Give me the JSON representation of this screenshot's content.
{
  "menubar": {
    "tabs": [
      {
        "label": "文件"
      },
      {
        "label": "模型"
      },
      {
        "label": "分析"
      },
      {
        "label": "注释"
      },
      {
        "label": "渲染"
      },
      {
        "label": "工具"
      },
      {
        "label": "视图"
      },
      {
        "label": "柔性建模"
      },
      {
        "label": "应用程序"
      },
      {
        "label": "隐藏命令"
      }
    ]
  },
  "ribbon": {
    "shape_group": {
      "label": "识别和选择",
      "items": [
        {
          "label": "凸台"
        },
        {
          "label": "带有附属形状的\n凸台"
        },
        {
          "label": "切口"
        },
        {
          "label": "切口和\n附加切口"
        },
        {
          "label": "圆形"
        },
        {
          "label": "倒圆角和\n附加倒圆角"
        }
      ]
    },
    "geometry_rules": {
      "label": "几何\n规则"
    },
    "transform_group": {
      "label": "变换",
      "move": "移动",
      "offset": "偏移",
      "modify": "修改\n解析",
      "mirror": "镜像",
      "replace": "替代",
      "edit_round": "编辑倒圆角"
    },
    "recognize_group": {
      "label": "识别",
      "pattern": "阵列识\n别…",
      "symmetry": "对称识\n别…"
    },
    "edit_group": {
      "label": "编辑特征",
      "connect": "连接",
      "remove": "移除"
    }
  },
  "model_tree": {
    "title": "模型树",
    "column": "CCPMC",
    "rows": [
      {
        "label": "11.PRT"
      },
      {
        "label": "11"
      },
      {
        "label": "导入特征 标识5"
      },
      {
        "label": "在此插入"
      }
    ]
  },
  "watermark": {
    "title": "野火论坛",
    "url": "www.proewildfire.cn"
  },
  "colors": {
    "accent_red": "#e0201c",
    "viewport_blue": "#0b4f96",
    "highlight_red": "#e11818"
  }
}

##########

### EXERCISE AIM
Write out every entry verbatim.

### TASK OUTPUT
Give me the JSON representation of this screenshot's content.
{
  "menubar": {
    "tabs": [
      {
        "label": "文件"
      },
      {
        "label": "模型"
      },
      {
        "label": "分析"
      },
      {
        "label": "注释"
      },
      {
        "label": "渲染"
      },
      {
        "label": "工具"
      },
      {
        "label": "视图"
      },
      {
        "label": "柔性建模"
      },
      {
        "label": "应用程序"
      },
      {
        "label": "隐藏命令"
      }
    ]
  },
  "ribbon": {
    "shape_group": {
      "label": "识别和选择",
      "items": [
        {
          "label": "凸台"
        },
        {
          "label": "带有附属形状的\n凸台"
        },
        {
          "label": "切口"
        },
        {
          "label": "切口和\n附加切口"
        },
        {
          "label": "圆形"
        },
        {
          "label": "倒圆角和\n附加倒圆角"
        }
      ]
    },
    "geometry_rules": {
      "label": "几何\n规则"
    },
    "transform_group": {
      "label": "变换",
      "move": "移动",
      "offset": "偏移",
      "modify": "修改\n解析",
      "mirror": "镜像",
      "replace": "替代",
      "edit_round": "编辑倒圆角"
    },
    "recognize_group": {
      "label": "识别",
      "pattern": "阵列识\n别…",
      "symmetry": "对称识\n别…"
    },
    "edit_group": {
      "label": "编辑特征",
      "connect": "连接",
      "remove": "移除"
    }
  },
  "model_tree": {
    "title": "模型树",
    "column": "CCPMC",
    "rows": [
      {
        "label": "11.PRT"
      },
      {
        "label": "11"
      },
      {
        "label": "导入特征 标识5"
      },
      {
        "label": "在此插入"
      }
    ]
  },
  "watermark": {
    "title": "野火论坛",
    "url": "www.proewildfire.cn"
  },
  "colors": {
    "accent_red": "#e0201c",
    "viewport_blue": "#0b4f96",
    "highlight_red": "#e11818"
  }
}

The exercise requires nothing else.